** TASK DESCRIPTION **
How many lines in the records below hold the string "flexible"? Please answer with the number and nothing more.

Data entries:

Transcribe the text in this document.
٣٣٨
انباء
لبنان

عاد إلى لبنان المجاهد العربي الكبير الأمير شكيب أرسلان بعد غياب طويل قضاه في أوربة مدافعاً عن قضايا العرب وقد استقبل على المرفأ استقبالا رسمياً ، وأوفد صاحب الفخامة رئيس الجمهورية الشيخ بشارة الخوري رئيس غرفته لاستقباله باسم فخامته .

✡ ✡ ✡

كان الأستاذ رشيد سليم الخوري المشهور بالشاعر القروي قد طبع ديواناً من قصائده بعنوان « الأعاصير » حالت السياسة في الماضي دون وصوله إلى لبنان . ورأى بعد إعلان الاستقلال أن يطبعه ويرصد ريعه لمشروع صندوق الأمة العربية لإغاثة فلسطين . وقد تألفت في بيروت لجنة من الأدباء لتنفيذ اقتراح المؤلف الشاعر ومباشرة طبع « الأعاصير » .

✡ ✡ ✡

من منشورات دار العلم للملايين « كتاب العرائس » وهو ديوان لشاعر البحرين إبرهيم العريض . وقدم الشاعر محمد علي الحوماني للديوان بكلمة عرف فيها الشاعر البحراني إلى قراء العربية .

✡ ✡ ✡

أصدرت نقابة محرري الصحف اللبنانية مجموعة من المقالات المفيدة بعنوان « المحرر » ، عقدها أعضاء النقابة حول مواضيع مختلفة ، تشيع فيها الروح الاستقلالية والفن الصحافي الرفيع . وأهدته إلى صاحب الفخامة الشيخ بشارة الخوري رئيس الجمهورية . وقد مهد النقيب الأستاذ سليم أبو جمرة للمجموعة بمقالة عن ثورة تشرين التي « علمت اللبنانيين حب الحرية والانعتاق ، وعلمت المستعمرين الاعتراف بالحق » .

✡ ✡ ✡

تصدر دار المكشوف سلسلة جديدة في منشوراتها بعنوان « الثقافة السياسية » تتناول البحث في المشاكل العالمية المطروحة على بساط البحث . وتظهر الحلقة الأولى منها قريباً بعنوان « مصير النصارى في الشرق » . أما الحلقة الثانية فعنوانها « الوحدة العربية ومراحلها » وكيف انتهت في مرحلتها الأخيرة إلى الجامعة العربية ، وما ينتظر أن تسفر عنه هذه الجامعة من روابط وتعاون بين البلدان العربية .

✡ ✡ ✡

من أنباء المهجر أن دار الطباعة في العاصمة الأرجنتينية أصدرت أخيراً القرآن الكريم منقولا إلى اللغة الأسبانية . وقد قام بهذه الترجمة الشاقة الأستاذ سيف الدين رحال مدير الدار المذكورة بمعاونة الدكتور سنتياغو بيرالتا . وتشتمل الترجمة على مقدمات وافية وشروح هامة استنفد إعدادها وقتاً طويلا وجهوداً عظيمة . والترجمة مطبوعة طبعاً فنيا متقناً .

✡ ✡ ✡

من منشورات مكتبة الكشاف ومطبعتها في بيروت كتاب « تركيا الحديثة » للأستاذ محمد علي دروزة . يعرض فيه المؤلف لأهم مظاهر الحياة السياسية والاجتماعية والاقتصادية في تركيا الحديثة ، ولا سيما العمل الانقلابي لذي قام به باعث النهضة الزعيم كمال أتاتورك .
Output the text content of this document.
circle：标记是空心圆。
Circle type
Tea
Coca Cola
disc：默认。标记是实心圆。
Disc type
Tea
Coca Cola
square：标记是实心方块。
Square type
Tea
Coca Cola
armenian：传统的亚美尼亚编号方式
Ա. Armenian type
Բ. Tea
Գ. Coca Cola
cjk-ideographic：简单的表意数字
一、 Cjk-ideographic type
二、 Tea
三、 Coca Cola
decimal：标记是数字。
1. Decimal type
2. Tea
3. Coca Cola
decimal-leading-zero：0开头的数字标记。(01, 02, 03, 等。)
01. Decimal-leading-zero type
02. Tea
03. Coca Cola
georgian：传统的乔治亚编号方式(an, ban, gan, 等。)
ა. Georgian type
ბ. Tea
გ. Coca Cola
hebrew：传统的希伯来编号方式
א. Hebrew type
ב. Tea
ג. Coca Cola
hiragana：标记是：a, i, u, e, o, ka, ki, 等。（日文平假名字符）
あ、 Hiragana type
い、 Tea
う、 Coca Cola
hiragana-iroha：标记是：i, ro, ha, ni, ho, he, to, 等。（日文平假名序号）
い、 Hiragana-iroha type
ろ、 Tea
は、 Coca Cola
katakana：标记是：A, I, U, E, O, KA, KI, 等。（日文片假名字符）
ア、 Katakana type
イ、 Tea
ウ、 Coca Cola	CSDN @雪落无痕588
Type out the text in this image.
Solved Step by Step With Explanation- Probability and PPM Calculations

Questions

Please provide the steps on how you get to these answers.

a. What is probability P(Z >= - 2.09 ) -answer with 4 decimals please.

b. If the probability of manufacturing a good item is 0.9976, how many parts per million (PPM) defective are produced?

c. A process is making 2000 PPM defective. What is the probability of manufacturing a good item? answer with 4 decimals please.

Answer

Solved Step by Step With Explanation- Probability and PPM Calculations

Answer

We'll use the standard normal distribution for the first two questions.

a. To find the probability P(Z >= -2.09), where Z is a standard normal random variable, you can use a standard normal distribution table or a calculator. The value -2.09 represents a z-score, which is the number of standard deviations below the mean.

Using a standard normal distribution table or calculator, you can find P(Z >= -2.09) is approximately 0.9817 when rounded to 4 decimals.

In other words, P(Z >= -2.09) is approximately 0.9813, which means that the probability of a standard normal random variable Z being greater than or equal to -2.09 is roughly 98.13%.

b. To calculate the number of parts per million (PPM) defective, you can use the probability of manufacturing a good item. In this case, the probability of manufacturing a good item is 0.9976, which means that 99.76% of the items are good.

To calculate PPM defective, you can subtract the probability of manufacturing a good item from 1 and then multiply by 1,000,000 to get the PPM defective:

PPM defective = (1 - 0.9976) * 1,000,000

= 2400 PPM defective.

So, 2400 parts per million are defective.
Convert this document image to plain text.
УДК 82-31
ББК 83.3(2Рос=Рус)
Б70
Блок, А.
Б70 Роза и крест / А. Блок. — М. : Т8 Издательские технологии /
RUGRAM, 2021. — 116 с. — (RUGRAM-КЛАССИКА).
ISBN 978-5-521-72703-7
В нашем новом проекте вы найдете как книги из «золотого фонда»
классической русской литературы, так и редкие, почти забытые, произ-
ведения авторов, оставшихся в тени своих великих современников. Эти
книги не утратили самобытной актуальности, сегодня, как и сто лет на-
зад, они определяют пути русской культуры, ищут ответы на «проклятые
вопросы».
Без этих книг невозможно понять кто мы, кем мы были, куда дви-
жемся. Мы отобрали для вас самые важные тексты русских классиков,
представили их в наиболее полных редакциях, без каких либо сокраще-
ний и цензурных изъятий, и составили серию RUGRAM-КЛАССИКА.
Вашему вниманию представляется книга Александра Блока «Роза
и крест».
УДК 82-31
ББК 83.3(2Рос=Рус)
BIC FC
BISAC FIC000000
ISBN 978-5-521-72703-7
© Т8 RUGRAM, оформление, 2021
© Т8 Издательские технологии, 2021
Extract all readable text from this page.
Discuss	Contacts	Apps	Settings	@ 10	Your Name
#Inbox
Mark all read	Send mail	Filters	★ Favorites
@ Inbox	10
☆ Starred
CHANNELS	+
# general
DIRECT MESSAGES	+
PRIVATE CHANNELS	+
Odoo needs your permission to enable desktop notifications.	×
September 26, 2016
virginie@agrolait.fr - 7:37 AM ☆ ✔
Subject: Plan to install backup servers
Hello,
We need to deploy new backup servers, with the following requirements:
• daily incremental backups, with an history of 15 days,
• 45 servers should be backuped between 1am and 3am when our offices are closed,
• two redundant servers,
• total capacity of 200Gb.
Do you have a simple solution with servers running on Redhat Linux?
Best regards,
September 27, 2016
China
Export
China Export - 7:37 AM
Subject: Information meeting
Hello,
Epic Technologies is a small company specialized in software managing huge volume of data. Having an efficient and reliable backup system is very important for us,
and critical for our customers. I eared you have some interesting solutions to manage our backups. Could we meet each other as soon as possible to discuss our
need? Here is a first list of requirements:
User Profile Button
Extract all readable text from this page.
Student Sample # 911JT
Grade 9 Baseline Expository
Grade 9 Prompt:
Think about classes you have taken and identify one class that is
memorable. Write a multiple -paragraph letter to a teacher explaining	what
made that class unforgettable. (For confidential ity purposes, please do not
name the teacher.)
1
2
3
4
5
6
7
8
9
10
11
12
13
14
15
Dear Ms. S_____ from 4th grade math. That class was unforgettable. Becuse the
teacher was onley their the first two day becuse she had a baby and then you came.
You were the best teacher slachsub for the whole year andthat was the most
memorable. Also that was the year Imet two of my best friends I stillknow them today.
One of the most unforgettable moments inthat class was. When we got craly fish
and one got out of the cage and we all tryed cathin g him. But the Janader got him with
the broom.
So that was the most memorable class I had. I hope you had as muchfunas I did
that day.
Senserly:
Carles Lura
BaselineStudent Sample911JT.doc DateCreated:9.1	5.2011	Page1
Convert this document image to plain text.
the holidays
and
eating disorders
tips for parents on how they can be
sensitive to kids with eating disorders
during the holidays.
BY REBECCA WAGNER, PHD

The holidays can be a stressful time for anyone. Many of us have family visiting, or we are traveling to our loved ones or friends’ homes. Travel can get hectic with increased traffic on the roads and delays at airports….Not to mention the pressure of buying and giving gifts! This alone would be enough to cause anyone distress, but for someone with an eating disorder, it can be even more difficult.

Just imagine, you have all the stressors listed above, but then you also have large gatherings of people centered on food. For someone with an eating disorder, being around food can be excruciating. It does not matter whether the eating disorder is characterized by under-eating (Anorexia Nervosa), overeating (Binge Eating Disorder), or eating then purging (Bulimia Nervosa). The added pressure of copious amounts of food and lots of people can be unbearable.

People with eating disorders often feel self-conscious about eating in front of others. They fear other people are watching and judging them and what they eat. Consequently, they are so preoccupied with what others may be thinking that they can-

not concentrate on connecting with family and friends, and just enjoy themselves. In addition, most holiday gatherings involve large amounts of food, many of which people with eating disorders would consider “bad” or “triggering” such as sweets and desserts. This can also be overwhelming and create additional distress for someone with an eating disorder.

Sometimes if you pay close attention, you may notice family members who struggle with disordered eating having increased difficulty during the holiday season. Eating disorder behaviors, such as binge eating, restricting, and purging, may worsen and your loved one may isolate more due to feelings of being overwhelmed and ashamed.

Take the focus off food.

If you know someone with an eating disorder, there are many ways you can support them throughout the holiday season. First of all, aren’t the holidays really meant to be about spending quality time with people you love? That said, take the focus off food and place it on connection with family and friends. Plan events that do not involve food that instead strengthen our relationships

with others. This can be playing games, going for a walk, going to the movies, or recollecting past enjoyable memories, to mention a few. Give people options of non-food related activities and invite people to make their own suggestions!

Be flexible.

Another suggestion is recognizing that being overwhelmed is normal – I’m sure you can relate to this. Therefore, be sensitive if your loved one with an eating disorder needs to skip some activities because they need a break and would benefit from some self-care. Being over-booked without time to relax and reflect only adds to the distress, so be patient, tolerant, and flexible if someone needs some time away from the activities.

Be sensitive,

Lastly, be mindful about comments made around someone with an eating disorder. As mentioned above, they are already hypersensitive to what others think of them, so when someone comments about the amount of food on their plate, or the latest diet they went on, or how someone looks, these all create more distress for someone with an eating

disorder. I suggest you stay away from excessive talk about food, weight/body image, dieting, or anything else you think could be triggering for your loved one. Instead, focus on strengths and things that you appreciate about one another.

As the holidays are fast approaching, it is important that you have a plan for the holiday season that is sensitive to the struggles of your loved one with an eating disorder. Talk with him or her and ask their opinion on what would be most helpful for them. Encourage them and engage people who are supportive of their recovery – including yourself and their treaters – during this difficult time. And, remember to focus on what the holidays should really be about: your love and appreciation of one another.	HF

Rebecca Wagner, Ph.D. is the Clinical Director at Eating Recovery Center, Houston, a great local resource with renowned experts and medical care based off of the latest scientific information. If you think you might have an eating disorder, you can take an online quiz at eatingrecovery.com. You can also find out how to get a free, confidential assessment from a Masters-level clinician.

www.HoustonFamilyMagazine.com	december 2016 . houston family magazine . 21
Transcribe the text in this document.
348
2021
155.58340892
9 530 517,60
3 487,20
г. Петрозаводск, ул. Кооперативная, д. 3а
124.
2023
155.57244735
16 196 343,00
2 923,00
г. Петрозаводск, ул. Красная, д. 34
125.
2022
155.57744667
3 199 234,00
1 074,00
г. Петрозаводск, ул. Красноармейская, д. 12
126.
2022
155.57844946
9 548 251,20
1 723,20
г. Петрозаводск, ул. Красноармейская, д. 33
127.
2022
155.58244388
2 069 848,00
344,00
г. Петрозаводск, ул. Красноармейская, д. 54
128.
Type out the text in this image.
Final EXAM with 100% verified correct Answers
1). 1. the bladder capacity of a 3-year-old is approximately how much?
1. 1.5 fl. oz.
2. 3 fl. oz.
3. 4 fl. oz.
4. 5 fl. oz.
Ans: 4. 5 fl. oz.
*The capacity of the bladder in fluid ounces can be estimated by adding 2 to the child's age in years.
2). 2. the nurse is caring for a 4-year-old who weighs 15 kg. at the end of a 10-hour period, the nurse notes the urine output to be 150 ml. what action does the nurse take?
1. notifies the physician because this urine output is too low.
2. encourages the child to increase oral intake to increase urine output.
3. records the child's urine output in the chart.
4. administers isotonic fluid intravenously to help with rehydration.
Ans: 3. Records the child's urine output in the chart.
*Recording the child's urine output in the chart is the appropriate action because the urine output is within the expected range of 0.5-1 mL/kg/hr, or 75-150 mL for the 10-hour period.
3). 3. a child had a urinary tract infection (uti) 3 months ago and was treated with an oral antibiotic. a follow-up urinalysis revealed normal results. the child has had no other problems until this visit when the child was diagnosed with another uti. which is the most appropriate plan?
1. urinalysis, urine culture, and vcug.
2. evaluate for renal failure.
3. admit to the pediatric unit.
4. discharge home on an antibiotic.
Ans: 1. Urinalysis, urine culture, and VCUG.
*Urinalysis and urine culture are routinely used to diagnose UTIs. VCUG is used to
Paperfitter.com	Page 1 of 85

** ANSWER FOR THE TASK **
2